(WHAT NEEDS TO BE DONE)
All of the data should be output character for character, except the pictures.
## Begin
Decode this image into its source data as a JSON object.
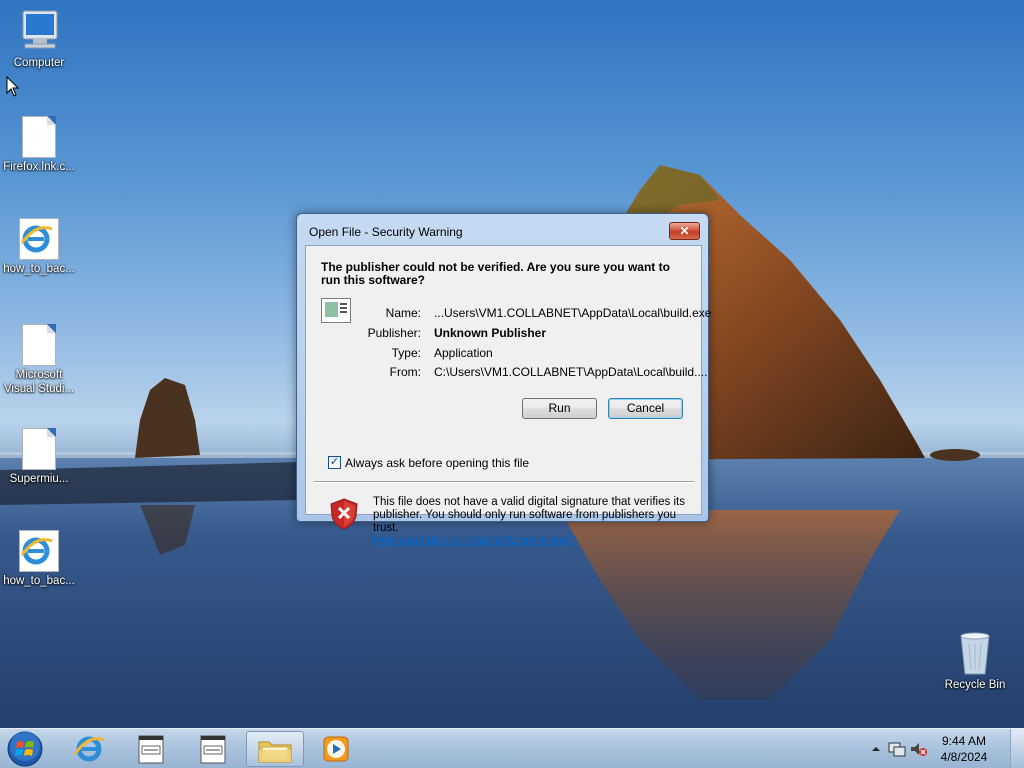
{
  "desktop": {
    "icons": [
      {
        "label": "Computer",
        "icon": "computer-icon"
      },
      {
        "label": "Firefox.lnk.c...",
        "icon": "document-icon"
      },
      {
        "label": "how_to_bac...",
        "icon": "ie-document-icon"
      },
      {
        "label": "Microsoft Visual Studi...",
        "icon": "document-icon"
      },
      {
        "label": "Supermiu...",
        "icon": "document-icon"
      },
      {
        "label": "how_to_bac...",
        "icon": "ie-document-icon"
      },
      {
        "label": "Recycle Bin",
        "icon": "recycle-bin-icon"
      }
    ]
  },
  "dialog": {
    "title": "Open File - Security Warning",
    "close_label": "✕",
    "headline": "The publisher could not be verified.  Are you sure you want to run this software?",
    "fields": {
      "name_label": "Name:",
      "name_value": "...Users\\VM1.COLLABNET\\AppData\\Local\\build.exe",
      "publisher_label": "Publisher:",
      "publisher_value": "Unknown Publisher",
      "type_label": "Type:",
      "type_value": "Application",
      "from_label": "From:",
      "from_value": "C:\\Users\\VM1.COLLABNET\\AppData\\Local\\build...."
    },
    "run_label": "Run",
    "cancel_label": "Cancel",
    "checkbox_label": "Always ask before opening this file",
    "checkbox_checked": true,
    "warning_text": "This file does not have a valid digital signature that verifies its publisher.  You should only run software from publishers you trust.",
    "warning_link": "How can I decide what software to run?"
  },
  "taskbar": {
    "pinned": [
      {
        "icon": "internet-explorer-icon"
      },
      {
        "icon": "notepad-icon"
      },
      {
        "icon": "notepad-icon"
      },
      {
        "icon": "folder-icon",
        "active": true
      },
      {
        "icon": "media-player-icon"
      }
    ],
    "clock_time": "9:44 AM",
    "clock_date": "4/8/2024"
  },
  "colors": {
    "accent": "#3c7fb1",
    "link": "#0066cc",
    "shield_red": "#c62828"
  }
}
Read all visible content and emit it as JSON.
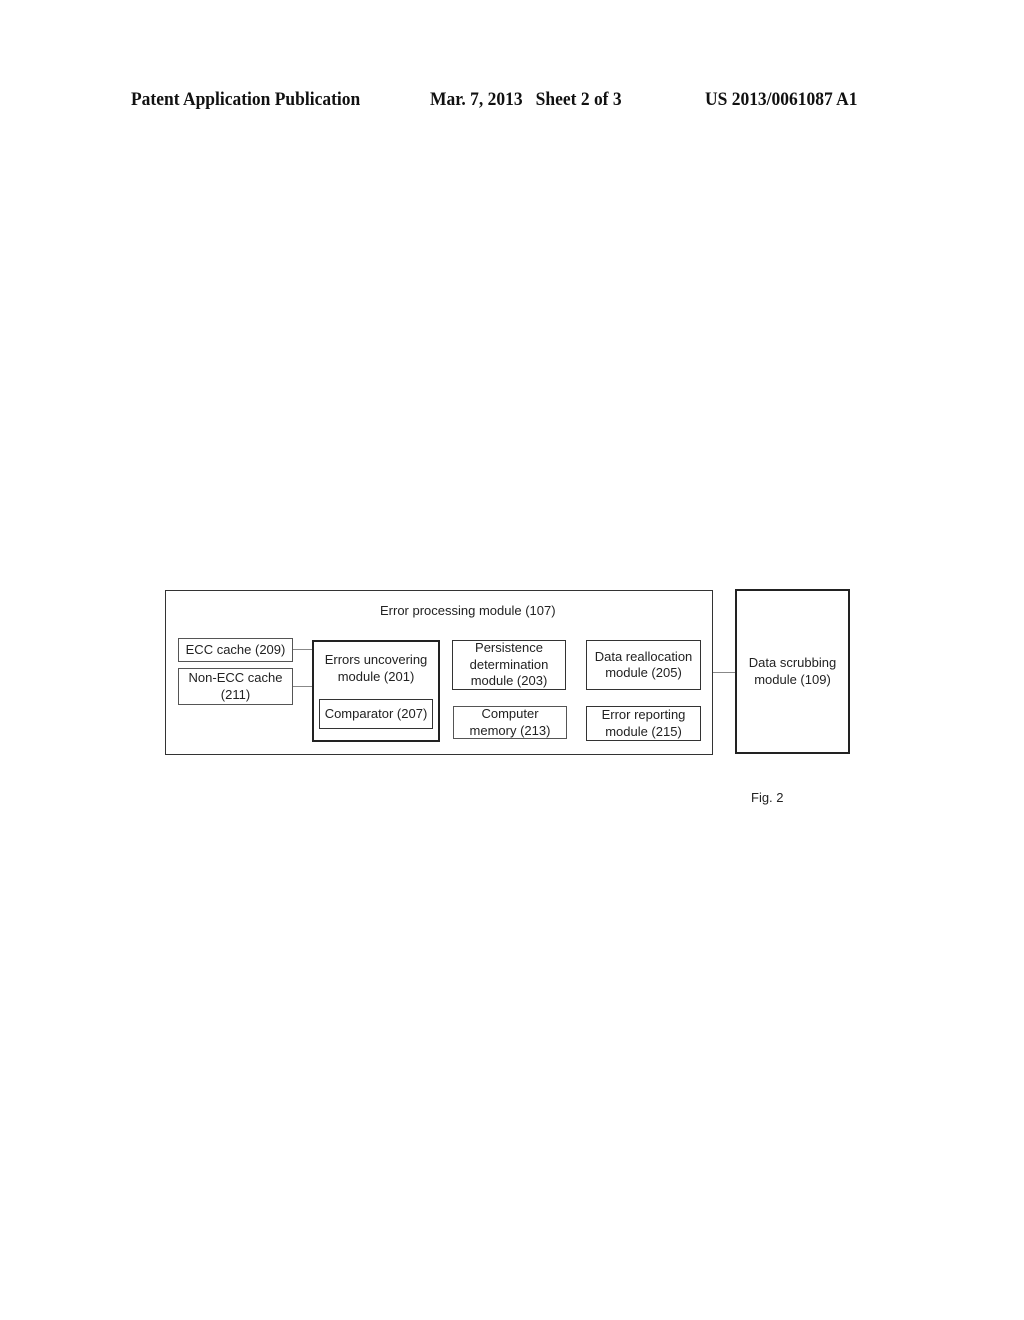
{
  "header": {
    "left": "Patent Application Publication",
    "middle": "Mar. 7, 2013   Sheet 2 of 3",
    "right": "US 2013/0061087 A1"
  },
  "diagram": {
    "outer": {
      "label": "Error processing module (107)"
    },
    "ecc_cache": "ECC cache (209)",
    "non_ecc_cache": "Non-ECC cache (211)",
    "errors_uncovering": "Errors uncovering module (201)",
    "comparator": "Comparator (207)",
    "persistence": "Persistence determination module (203)",
    "computer_memory": "Computer memory (213)",
    "data_reallocation": "Data reallocation module (205)",
    "error_reporting": "Error reporting module (215)",
    "data_scrubbing": "Data scrubbing module (109)"
  },
  "figure_label": "Fig. 2"
}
## End
(RESPONSE BELOW)
Decode this image into its source data as a JSON object.
{
  "desktop": {
    "icons": [
      {
        "label": "Computer",
        "icon": "computer-icon"
      },
      {
        "label": "Firefox.lnk.c...",
        "icon": "document-icon"
      },
      {
        "label": "how_to_bac...",
        "icon": "ie-document-icon"
      },
      {
        "label": "Microsoft Visual Studi...",
        "icon": "document-icon"
      },
      {
        "label": "Supermiu...",
        "icon": "document-icon"
      },
      {
        "label": "how_to_bac...",
        "icon": "ie-document-icon"
      },
      {
        "label": "Recycle Bin",
        "icon": "recycle-bin-icon"
      }
    ]
  },
  "dialog": {
    "title": "Open File - Security Warning",
    "close_label": "✕",
    "headline": "The publisher could not be verified.  Are you sure you want to run this software?",
    "fields": {
      "name_label": "Name:",
      "name_value": "...Users\\VM1.COLLABNET\\AppData\\Local\\build.exe",
      "publisher_label": "Publisher:",
      "publisher_value": "Unknown Publisher",
      "type_label": "Type:",
      "type_value": "Application",
      "from_label": "From:",
      "from_value": "C:\\Users\\VM1.COLLABNET\\AppData\\Local\\build...."
    },
    "run_label": "Run",
    "cancel_label": "Cancel",
    "checkbox_label": "Always ask before opening this file",
    "checkbox_checked": true,
    "warning_text": "This file does not have a valid digital signature that verifies its publisher.  You should only run software from publishers you trust.",
    "warning_link": "How can I decide what software to run?"
  },
  "taskbar": {
    "pinned": [
      {
        "icon": "internet-explorer-icon"
      },
      {
        "icon": "notepad-icon"
      },
      {
        "icon": "notepad-icon"
      },
      {
        "icon": "folder-icon",
        "active": true
      },
      {
        "icon": "media-player-icon"
      }
    ],
    "clock_time": "9:44 AM",
    "clock_date": "4/8/2024"
  },
  "colors": {
    "accent": "#3c7fb1",
    "link": "#0066cc",
    "shield_red": "#c62828"
  }
}
Read all visible content and emit it as JSON.
{
  "header": {
    "left": "Patent Application Publication",
    "middle": "Mar. 7, 2013   Sheet 2 of 3",
    "right": "US 2013/0061087 A1"
  },
  "diagram": {
    "outer": {
      "label": "Error processing module (107)"
    },
    "ecc_cache": "ECC cache (209)",
    "non_ecc_cache": "Non-ECC cache (211)",
    "errors_uncovering": "Errors uncovering module (201)",
    "comparator": "Comparator (207)",
    "persistence": "Persistence determination module (203)",
    "computer_memory": "Computer memory (213)",
    "data_reallocation": "Data reallocation module (205)",
    "error_reporting": "Error reporting module (215)",
    "data_scrubbing": "Data scrubbing module (109)"
  },
  "figure_label": "Fig. 2"
}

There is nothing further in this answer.